Leave the pictures out and transcribe every record exactly.

# LISTED RECORDS
+ + + + + + +

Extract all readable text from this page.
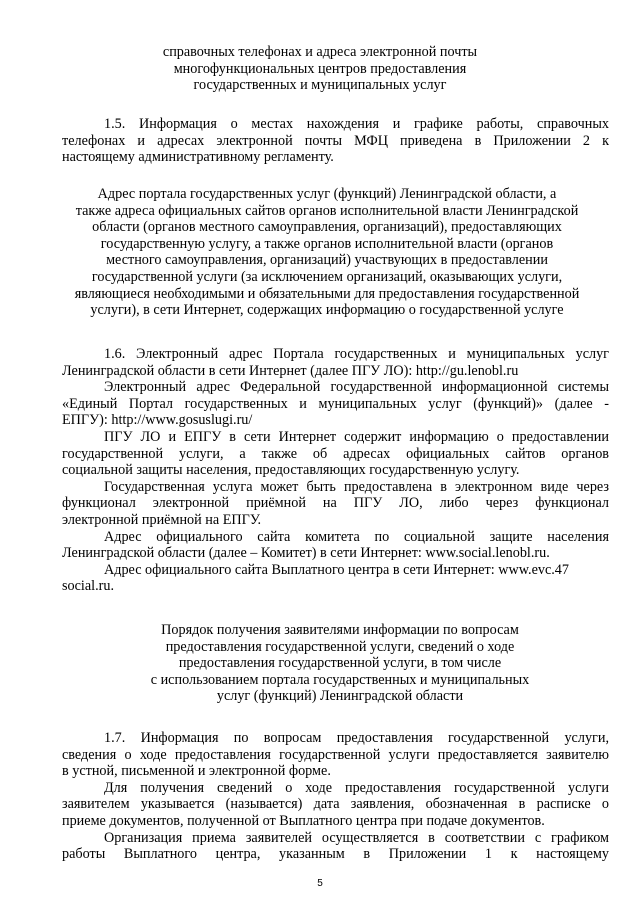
справочных телефонах и адреса электронной почты
многофункциональных центров предоставления
государственных и муниципальных услуг
1.5. Информация о местах нахождения и графике работы, справочных
телефонах и адресах электронной почты МФЦ приведена в Приложении 2 к
настоящему административному регламенту.
Адрес портала государственных услуг (функций) Ленинградской области, а
также адреса официальных сайтов органов исполнительной власти Ленинградской
области (органов местного самоуправления, организаций), предоставляющих
государственную услугу, а также органов исполнительной власти (органов
местного самоуправления, организаций) участвующих в предоставлении
государственной услуги (за исключением организаций, оказывающих услуги,
являющиеся необходимыми и обязательными для предоставления государственной
услуги), в сети Интернет, содержащих информацию о государственной услуге
1.6. Электронный адрес Портала государственных и муниципальных услуг
Ленинградской области в сети Интернет (далее ПГУ ЛО): http://gu.lenobl.ru
Электронный адрес Федеральной государственной информационной системы
«Единый Портал государственных и муниципальных услуг (функций)» (далее -
ЕПГУ): http://www.gosuslugi.ru/
ПГУ ЛО и ЕПГУ в сети Интернет содержит информацию о предоставлении
государственной услуги, а также об адресах официальных сайтов органов
социальной защиты населения, предоставляющих государственную услугу.
Государственная услуга может быть предоставлена в электронном виде через
функционал электронной приёмной на ПГУ ЛО, либо через функционал
электронной приёмной на ЕПГУ.
Адрес официального сайта комитета по социальной защите населения
Ленинградской области (далее – Комитет) в сети Интернет: www.social.lenobl.ru.
Адрес официального сайта Выплатного центра в сети Интернет: www.evc.47
social.ru.
Порядок получения заявителями информации по вопросам
предоставления государственной услуги, сведений о ходе
предоставления государственной услуги, в том числе
с использованием портала государственных и муниципальных
услуг (функций) Ленинградской области
1.7. Информация по вопросам предоставления государственной услуги,
сведения о ходе предоставления государственной услуги предоставляется заявителю
в устной, письменной и электронной форме.
Для получения сведений о ходе предоставления государственной услуги
заявителем указывается (называется) дата заявления, обозначенная в расписке о
приеме документов, полученной от Выплатного центра при подаче документов.
Организация приема заявителей осуществляется в соответствии с графиком
работы Выплатного центра, указанным в Приложении 1 к настоящему
5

+ + + + + + +

# RESULT
Extract all readable text from this page.
справочных телефонах и адреса электронной почты
многофункциональных центров предоставления
государственных и муниципальных услуг
1.5. Информация о местах нахождения и графике работы, справочных
телефонах и адресах электронной почты МФЦ приведена в Приложении 2 к
настоящему административному регламенту.
Адрес портала государственных услуг (функций) Ленинградской области, а
также адреса официальных сайтов органов исполнительной власти Ленинградской
области (органов местного самоуправления, организаций), предоставляющих
государственную услугу, а также органов исполнительной власти (органов
местного самоуправления, организаций) участвующих в предоставлении
государственной услуги (за исключением организаций, оказывающих услуги,
являющиеся необходимыми и обязательными для предоставления государственной
услуги), в сети Интернет, содержащих информацию о государственной услуге
1.6. Электронный адрес Портала государственных и муниципальных услуг
Ленинградской области в сети Интернет (далее ПГУ ЛО): http://gu.lenobl.ru
Электронный адрес Федеральной государственной информационной системы
«Единый Портал государственных и муниципальных услуг (функций)» (далее -
ЕПГУ): http://www.gosuslugi.ru/
ПГУ ЛО и ЕПГУ в сети Интернет содержит информацию о предоставлении
государственной услуги, а также об адресах официальных сайтов органов
социальной защиты населения, предоставляющих государственную услугу.
Государственная услуга может быть предоставлена в электронном виде через
функционал электронной приёмной на ПГУ ЛО, либо через функционал
электронной приёмной на ЕПГУ.
Адрес официального сайта комитета по социальной защите населения
Ленинградской области (далее – Комитет) в сети Интернет: www.social.lenobl.ru.
Адрес официального сайта Выплатного центра в сети Интернет: www.evc.47
social.ru.
Порядок получения заявителями информации по вопросам
предоставления государственной услуги, сведений о ходе
предоставления государственной услуги, в том числе
с использованием портала государственных и муниципальных
услуг (функций) Ленинградской области
1.7. Информация по вопросам предоставления государственной услуги,
сведения о ходе предоставления государственной услуги предоставляется заявителю
в устной, письменной и электронной форме.
Для получения сведений о ходе предоставления государственной услуги
заявителем указывается (называется) дата заявления, обозначенная в расписке о
приеме документов, полученной от Выплатного центра при подаче документов.
Организация приема заявителей осуществляется в соответствии с графиком
работы Выплатного центра, указанным в Приложении 1 к настоящему
5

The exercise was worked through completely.